- _Saved data entries_:
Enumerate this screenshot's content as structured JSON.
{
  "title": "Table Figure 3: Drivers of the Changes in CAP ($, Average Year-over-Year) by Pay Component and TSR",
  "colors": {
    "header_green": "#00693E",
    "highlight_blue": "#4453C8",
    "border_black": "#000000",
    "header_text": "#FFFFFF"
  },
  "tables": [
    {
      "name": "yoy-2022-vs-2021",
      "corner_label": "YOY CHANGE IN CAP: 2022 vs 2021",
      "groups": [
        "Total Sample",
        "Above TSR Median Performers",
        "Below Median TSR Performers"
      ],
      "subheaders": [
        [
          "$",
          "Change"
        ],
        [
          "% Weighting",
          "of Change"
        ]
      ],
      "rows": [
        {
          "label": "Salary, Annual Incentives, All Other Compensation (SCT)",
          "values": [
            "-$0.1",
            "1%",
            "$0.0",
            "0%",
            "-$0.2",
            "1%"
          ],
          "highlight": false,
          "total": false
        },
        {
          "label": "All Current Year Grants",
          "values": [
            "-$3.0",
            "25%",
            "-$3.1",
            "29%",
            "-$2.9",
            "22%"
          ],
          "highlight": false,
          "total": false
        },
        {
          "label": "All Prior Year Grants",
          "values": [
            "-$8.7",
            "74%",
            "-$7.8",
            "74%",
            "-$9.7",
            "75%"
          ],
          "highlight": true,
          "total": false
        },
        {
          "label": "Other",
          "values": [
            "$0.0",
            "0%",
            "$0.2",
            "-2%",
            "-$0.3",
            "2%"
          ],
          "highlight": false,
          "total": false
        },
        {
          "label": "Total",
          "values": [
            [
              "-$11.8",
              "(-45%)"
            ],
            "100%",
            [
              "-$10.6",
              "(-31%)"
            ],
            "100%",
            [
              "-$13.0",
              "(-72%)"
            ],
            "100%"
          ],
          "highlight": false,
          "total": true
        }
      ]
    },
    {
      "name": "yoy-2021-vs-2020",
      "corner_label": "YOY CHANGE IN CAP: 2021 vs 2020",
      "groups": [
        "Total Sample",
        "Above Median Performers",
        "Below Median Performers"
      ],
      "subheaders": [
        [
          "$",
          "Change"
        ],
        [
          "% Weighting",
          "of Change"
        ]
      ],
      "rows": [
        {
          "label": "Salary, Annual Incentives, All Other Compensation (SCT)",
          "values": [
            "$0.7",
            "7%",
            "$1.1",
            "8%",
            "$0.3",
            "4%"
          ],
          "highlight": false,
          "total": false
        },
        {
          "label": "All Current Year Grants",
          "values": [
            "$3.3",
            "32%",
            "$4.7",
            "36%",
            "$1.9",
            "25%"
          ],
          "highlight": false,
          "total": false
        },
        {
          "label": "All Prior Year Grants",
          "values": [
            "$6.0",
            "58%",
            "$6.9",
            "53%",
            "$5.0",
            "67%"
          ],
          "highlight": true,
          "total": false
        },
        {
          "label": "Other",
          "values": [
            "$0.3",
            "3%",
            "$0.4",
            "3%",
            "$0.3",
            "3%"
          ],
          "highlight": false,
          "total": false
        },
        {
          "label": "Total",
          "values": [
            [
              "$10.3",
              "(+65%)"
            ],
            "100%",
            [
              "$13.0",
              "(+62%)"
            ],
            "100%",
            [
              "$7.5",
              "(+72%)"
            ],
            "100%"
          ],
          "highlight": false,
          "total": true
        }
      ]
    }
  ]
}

- _JOB_:
Restate all of the entries exactly, please.

- _FINAL RESULT_:
Enumerate this screenshot's content as structured JSON.
{
  "title": "Table Figure 3: Drivers of the Changes in CAP ($, Average Year-over-Year) by Pay Component and TSR",
  "colors": {
    "header_green": "#00693E",
    "highlight_blue": "#4453C8",
    "border_black": "#000000",
    "header_text": "#FFFFFF"
  },
  "tables": [
    {
      "name": "yoy-2022-vs-2021",
      "corner_label": "YOY CHANGE IN CAP: 2022 vs 2021",
      "groups": [
        "Total Sample",
        "Above TSR Median Performers",
        "Below Median TSR Performers"
      ],
      "subheaders": [
        [
          "$",
          "Change"
        ],
        [
          "% Weighting",
          "of Change"
        ]
      ],
      "rows": [
        {
          "label": "Salary, Annual Incentives, All Other Compensation (SCT)",
          "values": [
            "-$0.1",
            "1%",
            "$0.0",
            "0%",
            "-$0.2",
            "1%"
          ],
          "highlight": false,
          "total": false
        },
        {
          "label": "All Current Year Grants",
          "values": [
            "-$3.0",
            "25%",
            "-$3.1",
            "29%",
            "-$2.9",
            "22%"
          ],
          "highlight": false,
          "total": false
        },
        {
          "label": "All Prior Year Grants",
          "values": [
            "-$8.7",
            "74%",
            "-$7.8",
            "74%",
            "-$9.7",
            "75%"
          ],
          "highlight": true,
          "total": false
        },
        {
          "label": "Other",
          "values": [
            "$0.0",
            "0%",
            "$0.2",
            "-2%",
            "-$0.3",
            "2%"
          ],
          "highlight": false,
          "total": false
        },
        {
          "label": "Total",
          "values": [
            [
              "-$11.8",
              "(-45%)"
            ],
            "100%",
            [
              "-$10.6",
              "(-31%)"
            ],
            "100%",
            [
              "-$13.0",
              "(-72%)"
            ],
            "100%"
          ],
          "highlight": false,
          "total": true
        }
      ]
    },
    {
      "name": "yoy-2021-vs-2020",
      "corner_label": "YOY CHANGE IN CAP: 2021 vs 2020",
      "groups": [
        "Total Sample",
        "Above Median Performers",
        "Below Median Performers"
      ],
      "subheaders": [
        [
          "$",
          "Change"
        ],
        [
          "% Weighting",
          "of Change"
        ]
      ],
      "rows": [
        {
          "label": "Salary, Annual Incentives, All Other Compensation (SCT)",
          "values": [
            "$0.7",
            "7%",
            "$1.1",
            "8%",
            "$0.3",
            "4%"
          ],
          "highlight": false,
          "total": false
        },
        {
          "label": "All Current Year Grants",
          "values": [
            "$3.3",
            "32%",
            "$4.7",
            "36%",
            "$1.9",
            "25%"
          ],
          "highlight": false,
          "total": false
        },
        {
          "label": "All Prior Year Grants",
          "values": [
            "$6.0",
            "58%",
            "$6.9",
            "53%",
            "$5.0",
            "67%"
          ],
          "highlight": true,
          "total": false
        },
        {
          "label": "Other",
          "values": [
            "$0.3",
            "3%",
            "$0.4",
            "3%",
            "$0.3",
            "3%"
          ],
          "highlight": false,
          "total": false
        },
        {
          "label": "Total",
          "values": [
            [
              "$10.3",
              "(+65%)"
            ],
            "100%",
            [
              "$13.0",
              "(+62%)"
            ],
            "100%",
            [
              "$7.5",
              "(+72%)"
            ],
            "100%"
          ],
          "highlight": false,
          "total": true
        }
      ]
    }
  ]
}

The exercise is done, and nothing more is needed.